--- JOB ---
Only a number is wanted: the count of lines in this listing that contain "mitad".

--- RECORDS TO PROCESS ---
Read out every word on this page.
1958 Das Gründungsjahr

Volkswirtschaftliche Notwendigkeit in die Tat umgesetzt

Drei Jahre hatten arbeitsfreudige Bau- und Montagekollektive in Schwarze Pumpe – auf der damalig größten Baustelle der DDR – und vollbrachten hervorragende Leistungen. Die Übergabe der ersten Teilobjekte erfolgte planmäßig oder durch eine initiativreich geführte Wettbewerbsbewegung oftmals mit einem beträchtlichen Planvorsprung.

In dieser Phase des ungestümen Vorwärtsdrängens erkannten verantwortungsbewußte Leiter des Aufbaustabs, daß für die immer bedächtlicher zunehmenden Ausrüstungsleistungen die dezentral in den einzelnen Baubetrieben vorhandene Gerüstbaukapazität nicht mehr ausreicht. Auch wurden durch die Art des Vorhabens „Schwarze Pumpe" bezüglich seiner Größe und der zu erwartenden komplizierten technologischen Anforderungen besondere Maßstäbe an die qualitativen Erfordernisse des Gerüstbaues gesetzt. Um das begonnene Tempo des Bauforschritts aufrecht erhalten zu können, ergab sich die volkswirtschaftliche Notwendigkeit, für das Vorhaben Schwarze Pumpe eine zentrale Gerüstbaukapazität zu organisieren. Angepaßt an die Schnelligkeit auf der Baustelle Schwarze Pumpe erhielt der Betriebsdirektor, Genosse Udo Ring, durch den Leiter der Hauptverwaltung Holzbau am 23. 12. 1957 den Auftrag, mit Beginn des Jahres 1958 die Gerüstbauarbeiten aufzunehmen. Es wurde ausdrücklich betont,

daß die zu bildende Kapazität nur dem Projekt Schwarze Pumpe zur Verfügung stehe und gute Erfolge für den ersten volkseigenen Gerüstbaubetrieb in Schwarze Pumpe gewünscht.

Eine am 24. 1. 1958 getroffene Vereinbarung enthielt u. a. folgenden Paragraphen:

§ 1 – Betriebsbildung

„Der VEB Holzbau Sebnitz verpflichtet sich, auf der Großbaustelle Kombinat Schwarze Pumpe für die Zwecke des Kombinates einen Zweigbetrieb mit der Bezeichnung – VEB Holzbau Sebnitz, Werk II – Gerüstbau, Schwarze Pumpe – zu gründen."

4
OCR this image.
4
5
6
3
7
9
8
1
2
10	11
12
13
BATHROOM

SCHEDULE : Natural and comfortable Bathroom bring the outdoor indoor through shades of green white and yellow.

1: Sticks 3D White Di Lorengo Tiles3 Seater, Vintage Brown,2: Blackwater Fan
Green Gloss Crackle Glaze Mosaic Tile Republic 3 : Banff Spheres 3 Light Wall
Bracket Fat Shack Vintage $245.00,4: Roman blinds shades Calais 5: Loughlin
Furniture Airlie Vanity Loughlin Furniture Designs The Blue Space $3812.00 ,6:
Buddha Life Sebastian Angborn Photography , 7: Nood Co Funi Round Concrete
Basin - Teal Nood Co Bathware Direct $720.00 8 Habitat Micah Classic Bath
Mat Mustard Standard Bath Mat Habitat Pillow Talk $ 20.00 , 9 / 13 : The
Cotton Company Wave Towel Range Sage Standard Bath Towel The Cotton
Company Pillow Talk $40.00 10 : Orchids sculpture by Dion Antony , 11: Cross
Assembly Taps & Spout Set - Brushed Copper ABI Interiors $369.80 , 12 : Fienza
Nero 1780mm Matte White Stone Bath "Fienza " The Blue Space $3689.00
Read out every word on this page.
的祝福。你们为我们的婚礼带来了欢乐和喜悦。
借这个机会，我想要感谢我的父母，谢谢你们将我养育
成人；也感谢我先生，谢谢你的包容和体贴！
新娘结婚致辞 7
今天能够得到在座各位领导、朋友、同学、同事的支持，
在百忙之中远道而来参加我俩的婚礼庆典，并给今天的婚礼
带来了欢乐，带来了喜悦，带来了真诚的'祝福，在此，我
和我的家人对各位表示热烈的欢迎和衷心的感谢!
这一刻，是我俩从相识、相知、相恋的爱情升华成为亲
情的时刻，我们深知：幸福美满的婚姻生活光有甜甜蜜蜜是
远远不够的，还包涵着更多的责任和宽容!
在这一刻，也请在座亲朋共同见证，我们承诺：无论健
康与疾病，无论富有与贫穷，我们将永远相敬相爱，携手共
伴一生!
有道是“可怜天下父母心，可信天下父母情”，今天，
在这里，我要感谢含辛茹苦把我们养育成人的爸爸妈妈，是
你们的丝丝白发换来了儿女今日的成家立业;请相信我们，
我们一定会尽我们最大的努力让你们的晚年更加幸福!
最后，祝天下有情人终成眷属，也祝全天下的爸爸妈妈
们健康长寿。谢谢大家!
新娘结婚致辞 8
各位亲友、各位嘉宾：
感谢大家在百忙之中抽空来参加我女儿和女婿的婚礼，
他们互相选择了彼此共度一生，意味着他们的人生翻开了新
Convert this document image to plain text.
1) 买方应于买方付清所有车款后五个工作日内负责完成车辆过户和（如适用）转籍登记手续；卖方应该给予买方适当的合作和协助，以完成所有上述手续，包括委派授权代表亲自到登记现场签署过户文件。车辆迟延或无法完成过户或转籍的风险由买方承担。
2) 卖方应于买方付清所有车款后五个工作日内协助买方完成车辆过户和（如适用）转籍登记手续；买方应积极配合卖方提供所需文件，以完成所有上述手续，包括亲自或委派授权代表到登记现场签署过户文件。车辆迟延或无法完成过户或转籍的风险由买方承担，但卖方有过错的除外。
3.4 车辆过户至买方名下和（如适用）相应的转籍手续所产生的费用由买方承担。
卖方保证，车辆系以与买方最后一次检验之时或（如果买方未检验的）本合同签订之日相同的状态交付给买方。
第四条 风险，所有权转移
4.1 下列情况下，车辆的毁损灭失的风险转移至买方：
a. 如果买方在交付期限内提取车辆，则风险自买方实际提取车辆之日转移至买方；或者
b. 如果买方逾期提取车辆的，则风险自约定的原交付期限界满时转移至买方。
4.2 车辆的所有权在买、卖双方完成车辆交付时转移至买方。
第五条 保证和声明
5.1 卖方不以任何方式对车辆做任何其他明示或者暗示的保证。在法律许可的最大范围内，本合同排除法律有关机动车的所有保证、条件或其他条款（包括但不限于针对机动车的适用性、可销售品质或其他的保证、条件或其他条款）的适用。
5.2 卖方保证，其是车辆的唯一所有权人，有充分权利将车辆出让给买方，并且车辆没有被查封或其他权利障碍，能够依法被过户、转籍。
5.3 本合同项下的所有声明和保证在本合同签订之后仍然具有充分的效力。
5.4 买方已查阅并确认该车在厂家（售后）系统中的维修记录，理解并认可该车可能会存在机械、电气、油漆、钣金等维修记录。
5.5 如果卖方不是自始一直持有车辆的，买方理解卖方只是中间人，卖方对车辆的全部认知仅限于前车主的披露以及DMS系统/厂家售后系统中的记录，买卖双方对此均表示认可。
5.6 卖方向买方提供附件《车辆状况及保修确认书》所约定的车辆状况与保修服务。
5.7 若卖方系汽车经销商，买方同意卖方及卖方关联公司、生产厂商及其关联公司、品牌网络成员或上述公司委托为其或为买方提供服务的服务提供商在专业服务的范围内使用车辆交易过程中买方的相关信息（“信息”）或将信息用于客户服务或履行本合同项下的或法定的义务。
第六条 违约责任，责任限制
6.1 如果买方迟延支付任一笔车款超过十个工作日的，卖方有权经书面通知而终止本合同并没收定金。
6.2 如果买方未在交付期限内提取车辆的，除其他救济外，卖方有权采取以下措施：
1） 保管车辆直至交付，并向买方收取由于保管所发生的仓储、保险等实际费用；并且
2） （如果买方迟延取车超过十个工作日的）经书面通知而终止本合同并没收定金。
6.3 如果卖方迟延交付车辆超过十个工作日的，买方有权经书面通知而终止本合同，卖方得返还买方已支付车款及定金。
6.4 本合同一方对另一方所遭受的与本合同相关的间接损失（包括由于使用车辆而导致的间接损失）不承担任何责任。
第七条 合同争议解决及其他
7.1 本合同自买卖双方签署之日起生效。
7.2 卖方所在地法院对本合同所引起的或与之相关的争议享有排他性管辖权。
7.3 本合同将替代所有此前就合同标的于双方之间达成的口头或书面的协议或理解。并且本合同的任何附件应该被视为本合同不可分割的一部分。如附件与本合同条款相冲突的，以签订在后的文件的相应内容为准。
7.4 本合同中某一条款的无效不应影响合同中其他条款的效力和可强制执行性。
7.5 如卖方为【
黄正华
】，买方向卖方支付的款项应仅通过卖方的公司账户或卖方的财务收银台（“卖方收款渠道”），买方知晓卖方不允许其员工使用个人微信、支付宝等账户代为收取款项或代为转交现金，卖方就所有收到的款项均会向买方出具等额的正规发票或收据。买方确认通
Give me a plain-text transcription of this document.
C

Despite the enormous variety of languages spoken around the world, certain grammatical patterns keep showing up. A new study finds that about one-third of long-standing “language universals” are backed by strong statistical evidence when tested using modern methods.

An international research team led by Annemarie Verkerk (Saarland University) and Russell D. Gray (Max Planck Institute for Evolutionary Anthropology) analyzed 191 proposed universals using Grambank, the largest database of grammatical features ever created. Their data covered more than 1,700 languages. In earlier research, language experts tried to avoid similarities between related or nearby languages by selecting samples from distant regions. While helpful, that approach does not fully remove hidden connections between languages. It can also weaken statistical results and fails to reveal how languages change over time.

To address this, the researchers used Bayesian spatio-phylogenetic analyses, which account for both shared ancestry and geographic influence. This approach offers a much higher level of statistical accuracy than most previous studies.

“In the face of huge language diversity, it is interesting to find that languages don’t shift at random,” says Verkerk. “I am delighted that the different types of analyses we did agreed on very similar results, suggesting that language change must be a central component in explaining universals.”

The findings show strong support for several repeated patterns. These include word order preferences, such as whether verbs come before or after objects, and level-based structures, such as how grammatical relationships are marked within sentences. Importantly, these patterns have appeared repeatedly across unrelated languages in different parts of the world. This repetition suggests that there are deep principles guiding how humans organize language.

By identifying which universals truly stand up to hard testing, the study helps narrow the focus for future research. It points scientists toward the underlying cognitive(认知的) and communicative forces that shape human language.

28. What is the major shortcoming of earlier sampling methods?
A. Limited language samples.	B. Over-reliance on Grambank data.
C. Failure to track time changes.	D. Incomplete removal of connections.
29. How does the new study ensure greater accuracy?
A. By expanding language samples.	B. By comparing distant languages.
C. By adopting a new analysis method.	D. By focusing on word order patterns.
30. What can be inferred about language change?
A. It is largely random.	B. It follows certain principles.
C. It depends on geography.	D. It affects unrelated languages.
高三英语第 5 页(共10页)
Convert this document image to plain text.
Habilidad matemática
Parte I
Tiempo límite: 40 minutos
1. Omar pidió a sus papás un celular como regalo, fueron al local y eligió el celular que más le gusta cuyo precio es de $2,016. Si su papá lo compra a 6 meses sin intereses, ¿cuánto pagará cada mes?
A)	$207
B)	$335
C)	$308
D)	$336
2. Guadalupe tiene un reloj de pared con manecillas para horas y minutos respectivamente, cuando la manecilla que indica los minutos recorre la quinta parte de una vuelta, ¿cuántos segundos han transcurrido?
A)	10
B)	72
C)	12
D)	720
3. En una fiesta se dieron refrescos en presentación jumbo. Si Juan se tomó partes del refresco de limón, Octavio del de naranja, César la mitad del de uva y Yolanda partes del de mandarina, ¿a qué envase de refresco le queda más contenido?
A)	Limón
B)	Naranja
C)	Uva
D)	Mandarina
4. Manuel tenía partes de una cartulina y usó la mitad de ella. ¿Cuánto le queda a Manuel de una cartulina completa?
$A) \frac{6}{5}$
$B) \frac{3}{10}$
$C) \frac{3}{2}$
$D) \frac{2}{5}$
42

--- OUTPUT BELOW ---
2